Records from a dataset:
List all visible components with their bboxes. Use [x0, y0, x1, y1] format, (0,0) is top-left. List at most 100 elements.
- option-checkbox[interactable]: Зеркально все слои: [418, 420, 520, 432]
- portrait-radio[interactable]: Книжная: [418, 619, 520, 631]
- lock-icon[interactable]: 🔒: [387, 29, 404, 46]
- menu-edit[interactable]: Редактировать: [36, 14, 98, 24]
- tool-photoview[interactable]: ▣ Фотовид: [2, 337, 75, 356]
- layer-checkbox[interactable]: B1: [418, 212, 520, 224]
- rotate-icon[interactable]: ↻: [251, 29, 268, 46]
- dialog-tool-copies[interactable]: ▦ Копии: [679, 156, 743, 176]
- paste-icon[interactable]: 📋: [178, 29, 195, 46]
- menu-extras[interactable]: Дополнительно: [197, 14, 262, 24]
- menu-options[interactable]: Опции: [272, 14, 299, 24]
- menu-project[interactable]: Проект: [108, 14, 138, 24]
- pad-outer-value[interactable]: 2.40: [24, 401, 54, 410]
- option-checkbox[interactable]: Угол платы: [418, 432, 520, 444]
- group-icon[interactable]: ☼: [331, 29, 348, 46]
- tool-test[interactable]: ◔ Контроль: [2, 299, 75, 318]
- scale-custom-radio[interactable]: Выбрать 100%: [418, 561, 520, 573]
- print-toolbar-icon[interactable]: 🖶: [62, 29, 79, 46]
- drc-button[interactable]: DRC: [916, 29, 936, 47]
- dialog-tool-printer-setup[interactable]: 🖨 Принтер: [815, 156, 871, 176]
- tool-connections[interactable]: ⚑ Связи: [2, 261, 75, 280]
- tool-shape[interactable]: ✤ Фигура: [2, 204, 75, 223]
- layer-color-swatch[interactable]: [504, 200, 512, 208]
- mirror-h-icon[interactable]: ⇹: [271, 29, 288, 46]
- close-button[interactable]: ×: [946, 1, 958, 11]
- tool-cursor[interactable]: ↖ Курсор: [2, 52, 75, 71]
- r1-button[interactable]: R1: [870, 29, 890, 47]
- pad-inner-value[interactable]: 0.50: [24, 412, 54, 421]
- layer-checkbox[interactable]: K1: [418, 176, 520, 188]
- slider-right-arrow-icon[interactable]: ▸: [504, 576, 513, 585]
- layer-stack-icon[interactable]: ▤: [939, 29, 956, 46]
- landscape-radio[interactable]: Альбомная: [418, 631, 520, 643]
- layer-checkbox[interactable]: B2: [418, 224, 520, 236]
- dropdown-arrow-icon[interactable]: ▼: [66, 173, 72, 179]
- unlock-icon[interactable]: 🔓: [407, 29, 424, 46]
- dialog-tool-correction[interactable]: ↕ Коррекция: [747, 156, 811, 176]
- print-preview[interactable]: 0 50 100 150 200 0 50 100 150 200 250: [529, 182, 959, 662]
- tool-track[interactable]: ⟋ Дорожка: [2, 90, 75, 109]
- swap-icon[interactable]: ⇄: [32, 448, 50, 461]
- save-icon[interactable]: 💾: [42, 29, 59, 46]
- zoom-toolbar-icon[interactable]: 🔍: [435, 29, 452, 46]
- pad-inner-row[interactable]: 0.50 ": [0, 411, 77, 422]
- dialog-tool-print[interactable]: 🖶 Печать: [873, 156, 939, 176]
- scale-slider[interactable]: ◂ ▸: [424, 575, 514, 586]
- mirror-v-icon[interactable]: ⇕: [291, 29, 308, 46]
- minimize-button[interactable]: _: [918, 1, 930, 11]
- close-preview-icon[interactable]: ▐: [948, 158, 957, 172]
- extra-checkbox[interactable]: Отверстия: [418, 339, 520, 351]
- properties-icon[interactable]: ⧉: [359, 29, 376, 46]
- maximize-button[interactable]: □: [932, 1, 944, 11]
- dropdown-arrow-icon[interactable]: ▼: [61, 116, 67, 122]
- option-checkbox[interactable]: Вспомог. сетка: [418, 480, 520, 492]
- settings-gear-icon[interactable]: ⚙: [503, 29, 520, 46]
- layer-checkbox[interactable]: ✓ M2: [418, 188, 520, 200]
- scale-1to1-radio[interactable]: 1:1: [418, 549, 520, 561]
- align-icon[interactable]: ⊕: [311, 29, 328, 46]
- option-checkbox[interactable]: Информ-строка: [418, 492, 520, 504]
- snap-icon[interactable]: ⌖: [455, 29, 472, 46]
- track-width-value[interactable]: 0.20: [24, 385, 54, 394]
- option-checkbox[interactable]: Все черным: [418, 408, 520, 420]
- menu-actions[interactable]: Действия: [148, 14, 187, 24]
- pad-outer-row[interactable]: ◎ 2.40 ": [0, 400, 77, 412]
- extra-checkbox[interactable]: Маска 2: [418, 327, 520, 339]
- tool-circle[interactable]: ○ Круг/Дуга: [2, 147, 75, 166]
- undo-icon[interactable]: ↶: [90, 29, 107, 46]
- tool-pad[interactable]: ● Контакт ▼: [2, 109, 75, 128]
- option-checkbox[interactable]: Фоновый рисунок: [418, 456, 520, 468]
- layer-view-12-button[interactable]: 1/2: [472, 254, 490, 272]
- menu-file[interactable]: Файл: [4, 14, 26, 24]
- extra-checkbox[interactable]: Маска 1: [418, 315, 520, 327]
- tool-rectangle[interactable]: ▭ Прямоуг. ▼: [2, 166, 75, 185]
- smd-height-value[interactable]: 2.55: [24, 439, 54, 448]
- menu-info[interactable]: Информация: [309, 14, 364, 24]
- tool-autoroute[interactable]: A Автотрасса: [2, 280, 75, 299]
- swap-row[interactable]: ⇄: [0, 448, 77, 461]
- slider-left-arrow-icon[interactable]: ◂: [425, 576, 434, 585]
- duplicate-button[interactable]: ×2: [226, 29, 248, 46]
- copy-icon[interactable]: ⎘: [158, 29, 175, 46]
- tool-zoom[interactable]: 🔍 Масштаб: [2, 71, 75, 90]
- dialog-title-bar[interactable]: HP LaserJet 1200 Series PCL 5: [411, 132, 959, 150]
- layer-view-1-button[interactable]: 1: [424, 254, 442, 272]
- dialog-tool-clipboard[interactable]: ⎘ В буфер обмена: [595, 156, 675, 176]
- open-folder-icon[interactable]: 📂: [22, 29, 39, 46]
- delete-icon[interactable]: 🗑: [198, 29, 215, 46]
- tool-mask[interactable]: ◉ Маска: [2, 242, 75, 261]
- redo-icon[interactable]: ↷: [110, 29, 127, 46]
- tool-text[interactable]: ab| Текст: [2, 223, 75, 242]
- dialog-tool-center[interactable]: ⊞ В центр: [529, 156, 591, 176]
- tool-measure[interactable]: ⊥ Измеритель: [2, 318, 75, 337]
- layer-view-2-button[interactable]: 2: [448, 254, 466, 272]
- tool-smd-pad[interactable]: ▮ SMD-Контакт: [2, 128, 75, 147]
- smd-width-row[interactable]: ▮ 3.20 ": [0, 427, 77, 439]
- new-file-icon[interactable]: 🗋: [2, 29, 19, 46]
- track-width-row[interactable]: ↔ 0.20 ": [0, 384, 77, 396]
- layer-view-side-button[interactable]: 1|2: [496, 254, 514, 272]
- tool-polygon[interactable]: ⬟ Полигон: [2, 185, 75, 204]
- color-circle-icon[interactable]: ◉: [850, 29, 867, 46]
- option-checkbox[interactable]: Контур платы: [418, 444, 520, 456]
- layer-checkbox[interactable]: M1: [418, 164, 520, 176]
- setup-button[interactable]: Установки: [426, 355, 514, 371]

• GOAL OF THE EXERCISE:
Write out all of the records above again, reproducing every line without any change.

• REPLY TO THE EXERCISE:
List all visible components with their bboxes. Use [x0, y0, x1, y1] format, (0,0) is top-left. List at most 100 elements.
- option-checkbox[interactable]: Зеркально все слои: [418, 420, 520, 432]
- portrait-radio[interactable]: Книжная: [418, 619, 520, 631]
- lock-icon[interactable]: 🔒: [387, 29, 404, 46]
- menu-edit[interactable]: Редактировать: [36, 14, 98, 24]
- tool-photoview[interactable]: ▣ Фотовид: [2, 337, 75, 356]
- layer-checkbox[interactable]: B1: [418, 212, 520, 224]
- rotate-icon[interactable]: ↻: [251, 29, 268, 46]
- dialog-tool-copies[interactable]: ▦ Копии: [679, 156, 743, 176]
- paste-icon[interactable]: 📋: [178, 29, 195, 46]
- menu-extras[interactable]: Дополнительно: [197, 14, 262, 24]
- menu-options[interactable]: Опции: [272, 14, 299, 24]
- menu-project[interactable]: Проект: [108, 14, 138, 24]
- pad-outer-value[interactable]: 2.40: [24, 401, 54, 410]
- option-checkbox[interactable]: Угол платы: [418, 432, 520, 444]
- group-icon[interactable]: ☼: [331, 29, 348, 46]
- tool-test[interactable]: ◔ Контроль: [2, 299, 75, 318]
- scale-custom-radio[interactable]: Выбрать 100%: [418, 561, 520, 573]
- print-toolbar-icon[interactable]: 🖶: [62, 29, 79, 46]
- drc-button[interactable]: DRC: [916, 29, 936, 47]
- dialog-tool-printer-setup[interactable]: 🖨 Принтер: [815, 156, 871, 176]
- tool-connections[interactable]: ⚑ Связи: [2, 261, 75, 280]
- tool-shape[interactable]: ✤ Фигура: [2, 204, 75, 223]
- layer-color-swatch[interactable]: [504, 200, 512, 208]
- mirror-h-icon[interactable]: ⇹: [271, 29, 288, 46]
- close-button[interactable]: ×: [946, 1, 958, 11]
- tool-cursor[interactable]: ↖ Курсор: [2, 52, 75, 71]
- r1-button[interactable]: R1: [870, 29, 890, 47]
- pad-inner-value[interactable]: 0.50: [24, 412, 54, 421]
- layer-checkbox[interactable]: K1: [418, 176, 520, 188]
- slider-right-arrow-icon[interactable]: ▸: [504, 576, 513, 585]
- layer-stack-icon[interactable]: ▤: [939, 29, 956, 46]
- landscape-radio[interactable]: Альбомная: [418, 631, 520, 643]
- layer-checkbox[interactable]: B2: [418, 224, 520, 236]
- dropdown-arrow-icon[interactable]: ▼: [66, 173, 72, 179]
- unlock-icon[interactable]: 🔓: [407, 29, 424, 46]
- dialog-tool-correction[interactable]: ↕ Коррекция: [747, 156, 811, 176]
- print-preview[interactable]: 0 50 100 150 200 0 50 100 150 200 250: [529, 182, 959, 662]
- tool-track[interactable]: ⟋ Дорожка: [2, 90, 75, 109]
- swap-icon[interactable]: ⇄: [32, 448, 50, 461]
- save-icon[interactable]: 💾: [42, 29, 59, 46]
- zoom-toolbar-icon[interactable]: 🔍: [435, 29, 452, 46]
- pad-inner-row[interactable]: 0.50 ": [0, 411, 77, 422]
- dialog-tool-print[interactable]: 🖶 Печать: [873, 156, 939, 176]
- scale-slider[interactable]: ◂ ▸: [424, 575, 514, 586]
- mirror-v-icon[interactable]: ⇕: [291, 29, 308, 46]
- minimize-button[interactable]: _: [918, 1, 930, 11]
- close-preview-icon[interactable]: ▐: [948, 158, 957, 172]
- extra-checkbox[interactable]: Отверстия: [418, 339, 520, 351]
- properties-icon[interactable]: ⧉: [359, 29, 376, 46]
- maximize-button[interactable]: □: [932, 1, 944, 11]
- dropdown-arrow-icon[interactable]: ▼: [61, 116, 67, 122]
- option-checkbox[interactable]: Вспомог. сетка: [418, 480, 520, 492]
- settings-gear-icon[interactable]: ⚙: [503, 29, 520, 46]
- layer-checkbox[interactable]: ✓ M2: [418, 188, 520, 200]
- scale-1to1-radio[interactable]: 1:1: [418, 549, 520, 561]
- align-icon[interactable]: ⊕: [311, 29, 328, 46]
- option-checkbox[interactable]: Информ-строка: [418, 492, 520, 504]
- snap-icon[interactable]: ⌖: [455, 29, 472, 46]
- track-width-value[interactable]: 0.20: [24, 385, 54, 394]
- option-checkbox[interactable]: Все черным: [418, 408, 520, 420]
- menu-actions[interactable]: Действия: [148, 14, 187, 24]
- pad-outer-row[interactable]: ◎ 2.40 ": [0, 400, 77, 412]
- extra-checkbox[interactable]: Маска 2: [418, 327, 520, 339]
- tool-circle[interactable]: ○ Круг/Дуга: [2, 147, 75, 166]
- undo-icon[interactable]: ↶: [90, 29, 107, 46]
- tool-pad[interactable]: ● Контакт ▼: [2, 109, 75, 128]
- option-checkbox[interactable]: Фоновый рисунок: [418, 456, 520, 468]
- layer-view-12-button[interactable]: 1/2: [472, 254, 490, 272]
- menu-file[interactable]: Файл: [4, 14, 26, 24]
- extra-checkbox[interactable]: Маска 1: [418, 315, 520, 327]
- tool-rectangle[interactable]: ▭ Прямоуг. ▼: [2, 166, 75, 185]
- smd-height-value[interactable]: 2.55: [24, 439, 54, 448]
- menu-info[interactable]: Информация: [309, 14, 364, 24]
- tool-autoroute[interactable]: A Автотрасса: [2, 280, 75, 299]
- swap-row[interactable]: ⇄: [0, 448, 77, 461]
- slider-left-arrow-icon[interactable]: ◂: [425, 576, 434, 585]
- duplicate-button[interactable]: ×2: [226, 29, 248, 46]
- copy-icon[interactable]: ⎘: [158, 29, 175, 46]
- tool-zoom[interactable]: 🔍 Масштаб: [2, 71, 75, 90]
- dialog-title-bar[interactable]: HP LaserJet 1200 Series PCL 5: [411, 132, 959, 150]
- layer-view-1-button[interactable]: 1: [424, 254, 442, 272]
- dialog-tool-clipboard[interactable]: ⎘ В буфер обмена: [595, 156, 675, 176]
- open-folder-icon[interactable]: 📂: [22, 29, 39, 46]
- delete-icon[interactable]: 🗑: [198, 29, 215, 46]
- tool-mask[interactable]: ◉ Маска: [2, 242, 75, 261]
- redo-icon[interactable]: ↷: [110, 29, 127, 46]
- tool-text[interactable]: ab| Текст: [2, 223, 75, 242]
- dialog-tool-center[interactable]: ⊞ В центр: [529, 156, 591, 176]
- tool-measure[interactable]: ⊥ Измеритель: [2, 318, 75, 337]
- layer-view-2-button[interactable]: 2: [448, 254, 466, 272]
- tool-smd-pad[interactable]: ▮ SMD-Контакт: [2, 128, 75, 147]
- smd-width-row[interactable]: ▮ 3.20 ": [0, 427, 77, 439]
- new-file-icon[interactable]: 🗋: [2, 29, 19, 46]
- track-width-row[interactable]: ↔ 0.20 ": [0, 384, 77, 396]
- layer-view-side-button[interactable]: 1|2: [496, 254, 514, 272]
- tool-polygon[interactable]: ⬟ Полигон: [2, 185, 75, 204]
- color-circle-icon[interactable]: ◉: [850, 29, 867, 46]
- option-checkbox[interactable]: Контур платы: [418, 444, 520, 456]
- layer-checkbox[interactable]: M1: [418, 164, 520, 176]
- setup-button[interactable]: Установки: [426, 355, 514, 371]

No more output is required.